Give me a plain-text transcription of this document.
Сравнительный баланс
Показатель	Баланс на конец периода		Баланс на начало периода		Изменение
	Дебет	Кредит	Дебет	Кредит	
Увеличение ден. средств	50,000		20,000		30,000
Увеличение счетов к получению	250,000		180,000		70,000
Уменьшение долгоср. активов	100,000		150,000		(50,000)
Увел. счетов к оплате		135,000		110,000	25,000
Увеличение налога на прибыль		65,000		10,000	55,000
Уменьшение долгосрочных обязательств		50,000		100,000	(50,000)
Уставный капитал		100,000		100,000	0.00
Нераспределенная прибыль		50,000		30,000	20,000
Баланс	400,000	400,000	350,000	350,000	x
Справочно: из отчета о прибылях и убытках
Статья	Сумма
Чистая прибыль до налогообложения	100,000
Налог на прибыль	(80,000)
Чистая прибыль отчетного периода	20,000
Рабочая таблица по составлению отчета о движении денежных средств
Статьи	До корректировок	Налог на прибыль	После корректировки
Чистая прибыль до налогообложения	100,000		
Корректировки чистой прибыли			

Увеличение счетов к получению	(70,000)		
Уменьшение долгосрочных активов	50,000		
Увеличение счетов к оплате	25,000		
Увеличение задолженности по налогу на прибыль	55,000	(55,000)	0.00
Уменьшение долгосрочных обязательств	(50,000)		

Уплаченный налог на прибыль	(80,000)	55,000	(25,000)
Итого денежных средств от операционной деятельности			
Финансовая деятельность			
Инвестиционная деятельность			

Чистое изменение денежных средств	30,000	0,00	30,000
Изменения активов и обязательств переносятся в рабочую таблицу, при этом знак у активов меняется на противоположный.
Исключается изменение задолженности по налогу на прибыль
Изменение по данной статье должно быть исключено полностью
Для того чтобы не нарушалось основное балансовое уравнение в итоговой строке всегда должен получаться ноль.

++++++++++++++++++++

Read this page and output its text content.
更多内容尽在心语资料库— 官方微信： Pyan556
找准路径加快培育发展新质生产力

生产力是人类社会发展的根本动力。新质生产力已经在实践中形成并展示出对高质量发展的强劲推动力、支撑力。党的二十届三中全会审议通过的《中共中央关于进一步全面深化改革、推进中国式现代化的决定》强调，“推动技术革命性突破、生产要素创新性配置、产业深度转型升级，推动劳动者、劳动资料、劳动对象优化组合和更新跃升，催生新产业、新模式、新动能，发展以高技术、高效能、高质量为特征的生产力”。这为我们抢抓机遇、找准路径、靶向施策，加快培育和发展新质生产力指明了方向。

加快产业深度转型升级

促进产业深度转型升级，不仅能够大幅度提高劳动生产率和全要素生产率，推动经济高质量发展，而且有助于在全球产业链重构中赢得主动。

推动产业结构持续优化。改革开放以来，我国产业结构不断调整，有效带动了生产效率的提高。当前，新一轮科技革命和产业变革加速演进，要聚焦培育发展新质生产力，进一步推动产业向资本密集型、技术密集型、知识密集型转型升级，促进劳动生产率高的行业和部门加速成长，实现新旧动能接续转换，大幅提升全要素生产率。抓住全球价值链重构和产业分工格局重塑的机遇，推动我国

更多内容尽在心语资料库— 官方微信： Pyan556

++++++++++++++++++++

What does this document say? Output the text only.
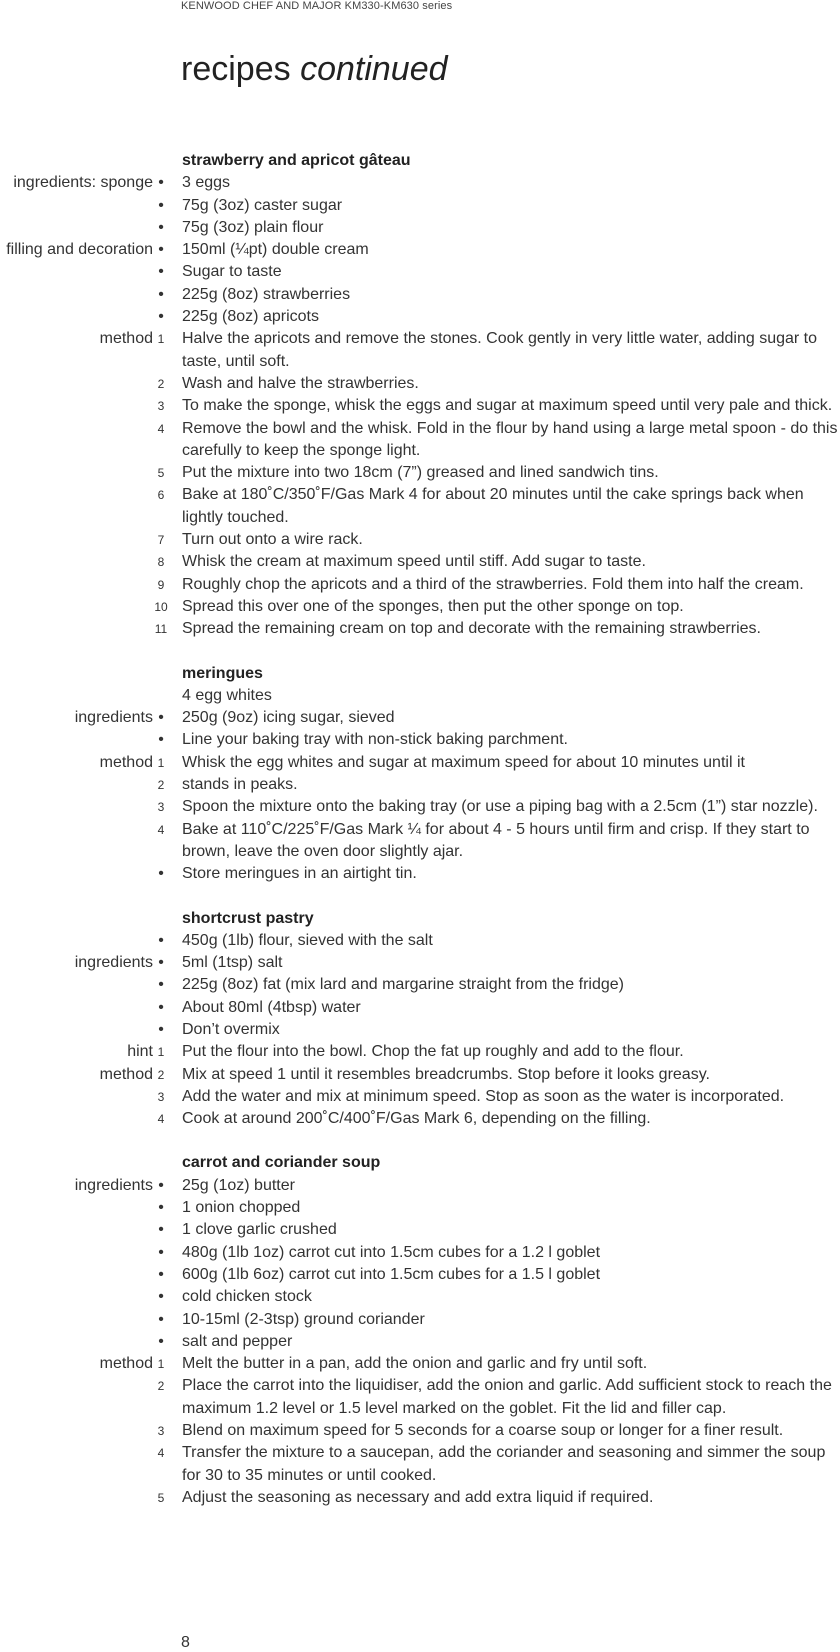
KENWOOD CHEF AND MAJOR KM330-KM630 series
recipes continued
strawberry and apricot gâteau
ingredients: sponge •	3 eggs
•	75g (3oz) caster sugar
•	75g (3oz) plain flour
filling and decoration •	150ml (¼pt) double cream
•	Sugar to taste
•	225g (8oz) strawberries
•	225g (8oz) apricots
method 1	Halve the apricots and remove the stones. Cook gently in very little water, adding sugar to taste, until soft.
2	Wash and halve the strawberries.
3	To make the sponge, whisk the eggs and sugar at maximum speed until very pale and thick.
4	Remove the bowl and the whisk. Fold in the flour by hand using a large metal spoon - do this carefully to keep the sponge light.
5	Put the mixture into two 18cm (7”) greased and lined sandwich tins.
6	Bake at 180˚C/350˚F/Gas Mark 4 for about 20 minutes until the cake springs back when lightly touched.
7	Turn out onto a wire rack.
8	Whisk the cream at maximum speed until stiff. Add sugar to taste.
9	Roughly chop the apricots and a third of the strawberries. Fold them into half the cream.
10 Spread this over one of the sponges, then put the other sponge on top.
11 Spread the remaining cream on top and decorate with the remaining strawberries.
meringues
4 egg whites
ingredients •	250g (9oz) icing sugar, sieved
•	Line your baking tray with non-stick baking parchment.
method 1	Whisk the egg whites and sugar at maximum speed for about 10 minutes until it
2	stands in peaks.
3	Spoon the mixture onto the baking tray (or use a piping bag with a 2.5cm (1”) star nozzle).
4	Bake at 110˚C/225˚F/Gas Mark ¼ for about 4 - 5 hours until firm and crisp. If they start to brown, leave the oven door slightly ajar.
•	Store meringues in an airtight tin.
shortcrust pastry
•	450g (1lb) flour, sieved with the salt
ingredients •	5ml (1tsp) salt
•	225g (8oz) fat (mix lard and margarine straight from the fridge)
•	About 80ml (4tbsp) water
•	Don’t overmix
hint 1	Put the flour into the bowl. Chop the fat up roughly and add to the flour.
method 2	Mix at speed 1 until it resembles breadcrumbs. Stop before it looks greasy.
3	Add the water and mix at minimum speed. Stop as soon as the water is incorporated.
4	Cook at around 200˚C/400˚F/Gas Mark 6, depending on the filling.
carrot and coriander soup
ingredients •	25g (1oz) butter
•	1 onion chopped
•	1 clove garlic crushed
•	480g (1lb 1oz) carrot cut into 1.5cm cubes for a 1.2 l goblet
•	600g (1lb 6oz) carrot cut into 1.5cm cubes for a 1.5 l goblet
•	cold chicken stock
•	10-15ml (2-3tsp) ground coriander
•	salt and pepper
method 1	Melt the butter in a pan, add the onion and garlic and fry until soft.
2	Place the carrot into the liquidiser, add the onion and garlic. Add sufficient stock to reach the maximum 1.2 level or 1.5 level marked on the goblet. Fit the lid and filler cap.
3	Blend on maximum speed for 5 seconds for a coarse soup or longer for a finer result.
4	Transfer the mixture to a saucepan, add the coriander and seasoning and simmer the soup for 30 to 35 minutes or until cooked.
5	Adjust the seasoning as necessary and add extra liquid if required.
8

++++++++++++++++++++

* [The task]: Which lines include the word "ingredients"? List them all.

* [Complete output]:
ingredients: sponge •	3 eggs
ingredients •	250g (9oz) icing sugar, sieved
ingredients •	5ml (1tsp) salt
ingredients •	25g (1oz) butter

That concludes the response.